* _TASK DETAILS_: Extract the full listing verbatim and drop any pictures from your copy.

* _MATERIAL PROVIDED_:
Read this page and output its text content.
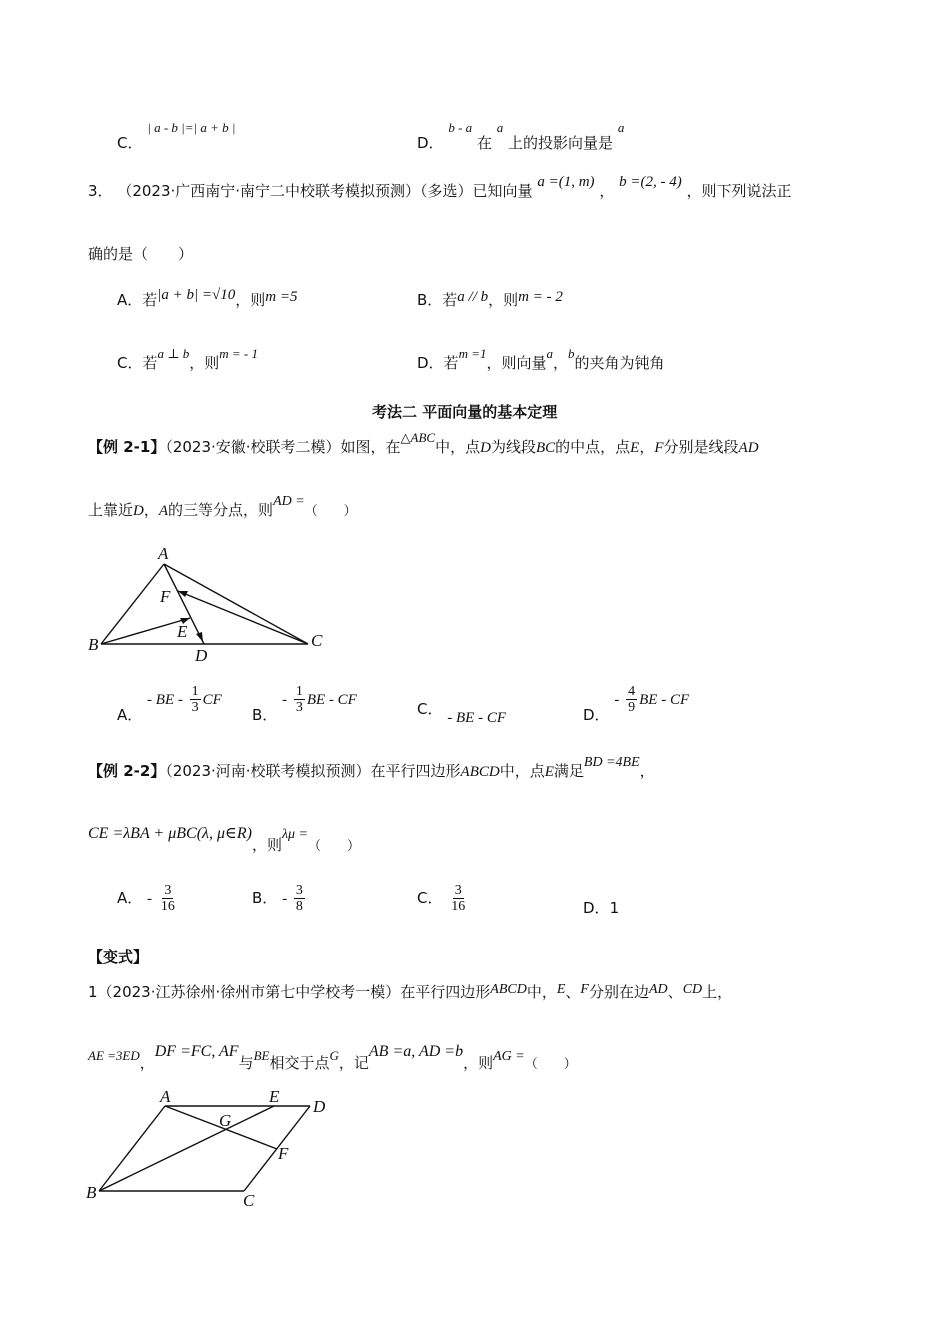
C． | a - b |=| a + b |
D． b - a 在 a 上的投影向量是 a
3． （2023·广西南宁·南宁二中校联考模拟预测）（多选）已知向量 a =(1, m) ， b =(2, - 4) ，则下列说法正
确的是（　　）
A．若|a + b| =√10，则m =5	B．若a // b，则m = - 2
C．若a ⊥ b，则m = - 1
D．若m =1，则向量a，b的夹角为钝角
考法二 平面向量的基本定理
【例 2-1】（2023·安徽·校联考二模）如图，在△ABC中，点D为线段BC的中点，点E，F分别是线段AD
上靠近D，A的三等分点，则AD =（　　）
A
B	C
D
E
F
A． - BE - $\frac{1}{3}$ CF
B． - $\frac{1}{3}$ BE - CF	C． - BE - CF	D． - $\frac{4}{9}$ BE - CF
【例 2-2】（2023·河南·校联考模拟预测）在平行四边形ABCD中，点E满足BD =4BE，
CE =λBA + μBC(λ, μ∈R)，则λμ =（　　）
A． - $\frac{3}{16}$	B． - $\frac{3}{8}$	C． $\frac{3}{16}$	D．1
【变式】
1（2023·江苏徐州·徐州市第七中学校考一模）在平行四边形ABCD中，E、F分别在边AD、CD上，
AE =3ED，DF =FC, AF与BE相交于点G，记AB =a, AD =b，则AG =（　　）
A
B	C
D
E
F
G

* _SOLUTION TO THIS TASK_:
Read this page and output its text content.
C． | a - b |=| a + b |
D． b - a 在 a 上的投影向量是 a
3． （2023·广西南宁·南宁二中校联考模拟预测）（多选）已知向量 a =(1, m) ， b =(2, - 4) ，则下列说法正
确的是（　　）
A．若|a + b| =√10，则m =5	B．若a // b，则m = - 2
C．若a ⊥ b，则m = - 1
D．若m =1，则向量a，b的夹角为钝角
考法二 平面向量的基本定理
【例 2-1】（2023·安徽·校联考二模）如图，在△ABC中，点D为线段BC的中点，点E，F分别是线段AD
上靠近D，A的三等分点，则AD =（　　）
A
B	C
D
E
F
A． - BE - $\frac{1}{3}$ CF
B． - $\frac{1}{3}$ BE - CF	C． - BE - CF	D． - $\frac{4}{9}$ BE - CF
【例 2-2】（2023·河南·校联考模拟预测）在平行四边形ABCD中，点E满足BD =4BE，
CE =λBA + μBC(λ, μ∈R)，则λμ =（　　）
A． - $\frac{3}{16}$	B． - $\frac{3}{8}$	C． $\frac{3}{16}$	D．1
【变式】
1（2023·江苏徐州·徐州市第七中学校考一模）在平行四边形ABCD中，E、F分别在边AD、CD上，
AE =3ED，DF =FC, AF与BE相交于点G，记AB =a, AD =b，则AG =（　　）
A
B	C
D
E
F
G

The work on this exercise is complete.